[WRITTEN TASK]:
Write out the whole listing again, exactly.

[RECORDS]:
###

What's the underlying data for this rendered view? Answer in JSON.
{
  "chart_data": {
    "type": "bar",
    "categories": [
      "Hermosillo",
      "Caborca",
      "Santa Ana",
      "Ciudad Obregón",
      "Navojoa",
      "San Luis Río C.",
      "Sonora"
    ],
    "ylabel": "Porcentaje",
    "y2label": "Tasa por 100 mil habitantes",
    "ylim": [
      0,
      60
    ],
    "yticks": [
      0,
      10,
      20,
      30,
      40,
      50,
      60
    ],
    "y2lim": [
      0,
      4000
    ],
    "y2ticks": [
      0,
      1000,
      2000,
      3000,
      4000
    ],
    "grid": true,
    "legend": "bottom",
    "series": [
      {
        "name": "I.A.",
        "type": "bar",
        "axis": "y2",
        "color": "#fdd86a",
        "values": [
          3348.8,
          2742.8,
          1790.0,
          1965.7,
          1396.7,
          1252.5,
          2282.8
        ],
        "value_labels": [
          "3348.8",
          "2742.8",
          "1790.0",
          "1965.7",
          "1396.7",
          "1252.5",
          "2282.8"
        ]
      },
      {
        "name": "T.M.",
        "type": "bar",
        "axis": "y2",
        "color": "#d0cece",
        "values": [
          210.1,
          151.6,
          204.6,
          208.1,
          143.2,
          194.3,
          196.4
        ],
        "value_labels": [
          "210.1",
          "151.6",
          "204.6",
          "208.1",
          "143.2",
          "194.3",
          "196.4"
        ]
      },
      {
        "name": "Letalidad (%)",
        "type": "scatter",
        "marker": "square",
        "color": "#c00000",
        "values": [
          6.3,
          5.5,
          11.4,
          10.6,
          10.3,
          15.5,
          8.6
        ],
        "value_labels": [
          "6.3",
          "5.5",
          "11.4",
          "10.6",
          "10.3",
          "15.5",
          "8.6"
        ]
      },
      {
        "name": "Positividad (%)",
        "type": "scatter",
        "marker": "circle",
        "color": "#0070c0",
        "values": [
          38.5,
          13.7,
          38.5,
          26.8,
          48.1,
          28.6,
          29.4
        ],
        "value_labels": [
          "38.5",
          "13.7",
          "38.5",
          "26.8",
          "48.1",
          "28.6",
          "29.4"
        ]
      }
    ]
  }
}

###

[EXERCISE SOLUTION]:
What's the underlying data for this rendered view? Answer in JSON.
{
  "chart_data": {
    "type": "bar",
    "categories": [
      "Hermosillo",
      "Caborca",
      "Santa Ana",
      "Ciudad Obregón",
      "Navojoa",
      "San Luis Río C.",
      "Sonora"
    ],
    "ylabel": "Porcentaje",
    "y2label": "Tasa por 100 mil habitantes",
    "ylim": [
      0,
      60
    ],
    "yticks": [
      0,
      10,
      20,
      30,
      40,
      50,
      60
    ],
    "y2lim": [
      0,
      4000
    ],
    "y2ticks": [
      0,
      1000,
      2000,
      3000,
      4000
    ],
    "grid": true,
    "legend": "bottom",
    "series": [
      {
        "name": "I.A.",
        "type": "bar",
        "axis": "y2",
        "color": "#fdd86a",
        "values": [
          3348.8,
          2742.8,
          1790.0,
          1965.7,
          1396.7,
          1252.5,
          2282.8
        ],
        "value_labels": [
          "3348.8",
          "2742.8",
          "1790.0",
          "1965.7",
          "1396.7",
          "1252.5",
          "2282.8"
        ]
      },
      {
        "name": "T.M.",
        "type": "bar",
        "axis": "y2",
        "color": "#d0cece",
        "values": [
          210.1,
          151.6,
          204.6,
          208.1,
          143.2,
          194.3,
          196.4
        ],
        "value_labels": [
          "210.1",
          "151.6",
          "204.6",
          "208.1",
          "143.2",
          "194.3",
          "196.4"
        ]
      },
      {
        "name": "Letalidad (%)",
        "type": "scatter",
        "marker": "square",
        "color": "#c00000",
        "values": [
          6.3,
          5.5,
          11.4,
          10.6,
          10.3,
          15.5,
          8.6
        ],
        "value_labels": [
          "6.3",
          "5.5",
          "11.4",
          "10.6",
          "10.3",
          "15.5",
          "8.6"
        ]
      },
      {
        "name": "Positividad (%)",
        "type": "scatter",
        "marker": "circle",
        "color": "#0070c0",
        "values": [
          38.5,
          13.7,
          38.5,
          26.8,
          48.1,
          28.6,
          29.4
        ],
        "value_labels": [
          "38.5",
          "13.7",
          "38.5",
          "26.8",
          "48.1",
          "28.6",
          "29.4"
        ]
      }
    ]
  }
}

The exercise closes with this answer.